**THE TASK**
From the listing below, extract each line containing the string "gotas".
______
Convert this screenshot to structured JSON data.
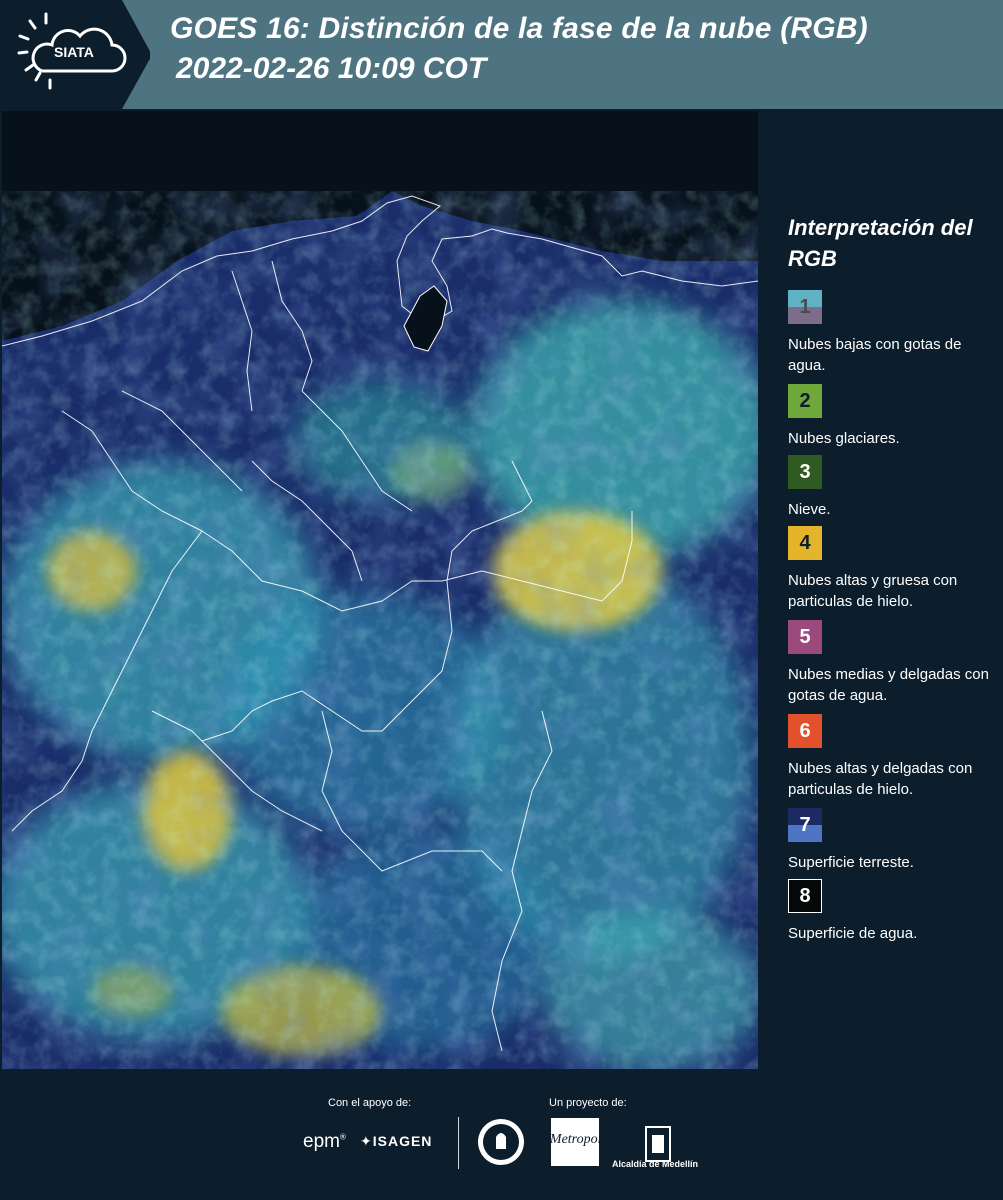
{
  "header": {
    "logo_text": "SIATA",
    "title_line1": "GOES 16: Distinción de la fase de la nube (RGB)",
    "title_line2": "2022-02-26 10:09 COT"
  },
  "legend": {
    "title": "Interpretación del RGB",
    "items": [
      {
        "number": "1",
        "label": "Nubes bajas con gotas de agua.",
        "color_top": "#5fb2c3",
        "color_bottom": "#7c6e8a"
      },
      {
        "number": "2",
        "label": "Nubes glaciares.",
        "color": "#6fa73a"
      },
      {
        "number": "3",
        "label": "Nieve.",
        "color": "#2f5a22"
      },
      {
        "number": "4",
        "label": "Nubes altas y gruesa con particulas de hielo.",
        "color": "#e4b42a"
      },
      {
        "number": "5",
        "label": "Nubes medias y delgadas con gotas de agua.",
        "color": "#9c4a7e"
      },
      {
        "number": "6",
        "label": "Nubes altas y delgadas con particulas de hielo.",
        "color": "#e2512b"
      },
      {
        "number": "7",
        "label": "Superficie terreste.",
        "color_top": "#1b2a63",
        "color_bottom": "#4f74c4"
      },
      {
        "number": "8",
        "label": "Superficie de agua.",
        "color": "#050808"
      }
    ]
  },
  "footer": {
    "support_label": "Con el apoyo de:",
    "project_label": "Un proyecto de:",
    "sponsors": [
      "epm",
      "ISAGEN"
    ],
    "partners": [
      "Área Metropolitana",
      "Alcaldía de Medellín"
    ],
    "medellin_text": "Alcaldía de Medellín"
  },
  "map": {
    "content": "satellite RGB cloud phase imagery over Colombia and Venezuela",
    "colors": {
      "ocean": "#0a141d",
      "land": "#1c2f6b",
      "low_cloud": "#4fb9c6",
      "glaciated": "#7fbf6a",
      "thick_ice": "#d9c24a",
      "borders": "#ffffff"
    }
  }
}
______
**TASK RESULT**
        "label": "Nubes bajas con gotas de agua.",
        "label": "Nubes medias y delgadas con gotas de agua.",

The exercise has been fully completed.